** Task to complete **
Go through the data below. List every line that holds the word "placeholder".
start
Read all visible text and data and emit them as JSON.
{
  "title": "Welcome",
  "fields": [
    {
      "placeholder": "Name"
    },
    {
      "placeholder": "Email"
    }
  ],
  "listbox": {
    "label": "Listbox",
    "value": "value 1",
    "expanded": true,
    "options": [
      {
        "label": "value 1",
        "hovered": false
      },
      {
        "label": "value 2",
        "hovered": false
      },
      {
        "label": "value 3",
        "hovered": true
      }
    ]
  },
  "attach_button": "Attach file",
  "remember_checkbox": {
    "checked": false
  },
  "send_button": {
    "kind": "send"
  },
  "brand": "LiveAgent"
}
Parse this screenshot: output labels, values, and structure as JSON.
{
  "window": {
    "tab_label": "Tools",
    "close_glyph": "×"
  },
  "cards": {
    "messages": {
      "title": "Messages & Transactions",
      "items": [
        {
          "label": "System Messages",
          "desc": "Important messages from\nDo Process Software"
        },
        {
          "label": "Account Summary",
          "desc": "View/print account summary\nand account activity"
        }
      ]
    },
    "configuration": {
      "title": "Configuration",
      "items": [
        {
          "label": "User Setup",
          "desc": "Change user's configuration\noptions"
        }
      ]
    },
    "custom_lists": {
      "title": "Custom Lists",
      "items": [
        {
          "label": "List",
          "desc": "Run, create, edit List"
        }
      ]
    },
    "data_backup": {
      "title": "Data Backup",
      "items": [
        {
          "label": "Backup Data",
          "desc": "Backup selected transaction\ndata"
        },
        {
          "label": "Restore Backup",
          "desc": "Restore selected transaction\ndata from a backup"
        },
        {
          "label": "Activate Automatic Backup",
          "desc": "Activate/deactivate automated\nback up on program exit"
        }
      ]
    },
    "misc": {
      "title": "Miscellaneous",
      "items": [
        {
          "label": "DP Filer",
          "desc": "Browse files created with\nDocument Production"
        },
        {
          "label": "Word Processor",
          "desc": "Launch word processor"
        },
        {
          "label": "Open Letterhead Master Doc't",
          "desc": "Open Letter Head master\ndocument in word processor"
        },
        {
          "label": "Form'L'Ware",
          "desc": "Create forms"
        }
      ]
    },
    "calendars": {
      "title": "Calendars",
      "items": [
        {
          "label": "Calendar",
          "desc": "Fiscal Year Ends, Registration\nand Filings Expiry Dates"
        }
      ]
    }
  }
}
end
** Full response **
      "placeholder": "Name"
      "placeholder": "Email"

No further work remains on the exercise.